** start of Input rows **
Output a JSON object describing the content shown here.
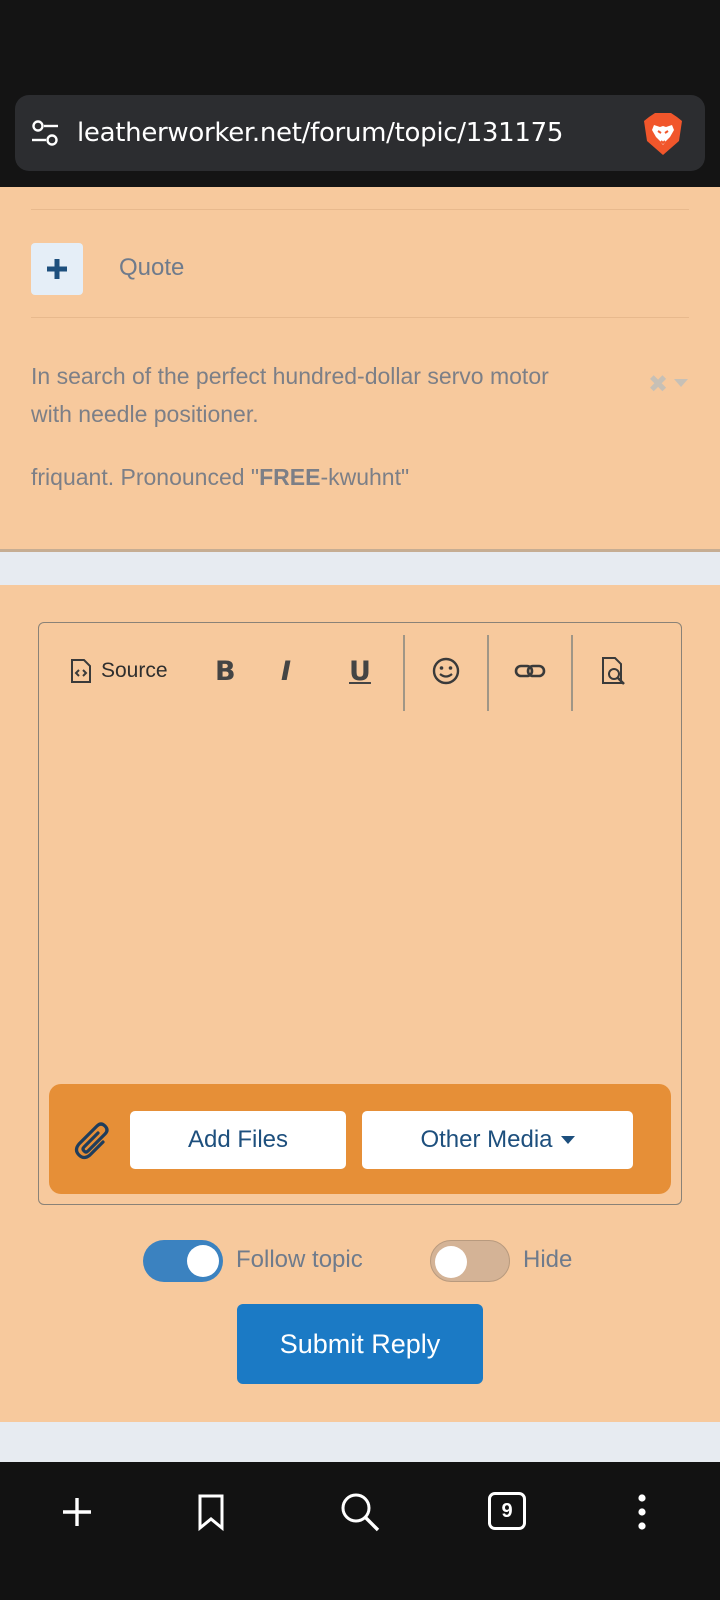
{
  "browser": {
    "url": "leatherworker.net/forum/topic/131175",
    "tab_count": "9",
    "icons": {
      "site_settings": "tune-icon",
      "brand": "brave-lion-icon",
      "new_tab": "plus-icon",
      "bookmarks": "bookmark-icon",
      "search": "search-icon",
      "tabs": "tabs-icon",
      "menu": "more-vert-icon"
    }
  },
  "post": {
    "quote_label": "Quote",
    "signature_line1": "In search of the perfect hundred-dollar servo motor",
    "signature_line2": "with needle positioner.",
    "signature_line3_pre": "friquant. Pronounced \"",
    "signature_line3_bold": "FREE",
    "signature_line3_post": "-kwuhnt\""
  },
  "editor": {
    "source_label": "Source",
    "bold_label": "B",
    "italic_label": "I",
    "underline_label": "U",
    "add_files_label": "Add Files",
    "other_media_label": "Other Media"
  },
  "options": {
    "follow_label": "Follow topic",
    "follow_on": true,
    "hide_label": "Hide",
    "hide_on": false
  },
  "submit_label": "Submit Reply",
  "colors": {
    "page_bg": "#f7c99d",
    "accent_orange": "#e68f37",
    "primary_blue": "#1b7ac5",
    "toggle_on": "#3b82c0"
  }
}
** end of Input rows **
● **Exercise**
Copy each line exactly, and leave the pictures out of your copy.

● **Answer to the exercise**
Output a JSON object describing the content shown here.
{
  "browser": {
    "url": "leatherworker.net/forum/topic/131175",
    "tab_count": "9",
    "icons": {
      "site_settings": "tune-icon",
      "brand": "brave-lion-icon",
      "new_tab": "plus-icon",
      "bookmarks": "bookmark-icon",
      "search": "search-icon",
      "tabs": "tabs-icon",
      "menu": "more-vert-icon"
    }
  },
  "post": {
    "quote_label": "Quote",
    "signature_line1": "In search of the perfect hundred-dollar servo motor",
    "signature_line2": "with needle positioner.",
    "signature_line3_pre": "friquant. Pronounced \"",
    "signature_line3_bold": "FREE",
    "signature_line3_post": "-kwuhnt\""
  },
  "editor": {
    "source_label": "Source",
    "bold_label": "B",
    "italic_label": "I",
    "underline_label": "U",
    "add_files_label": "Add Files",
    "other_media_label": "Other Media"
  },
  "options": {
    "follow_label": "Follow topic",
    "follow_on": true,
    "hide_label": "Hide",
    "hide_on": false
  },
  "submit_label": "Submit Reply",
  "colors": {
    "page_bg": "#f7c99d",
    "accent_orange": "#e68f37",
    "primary_blue": "#1b7ac5",
    "toggle_on": "#3b82c0"
  }
}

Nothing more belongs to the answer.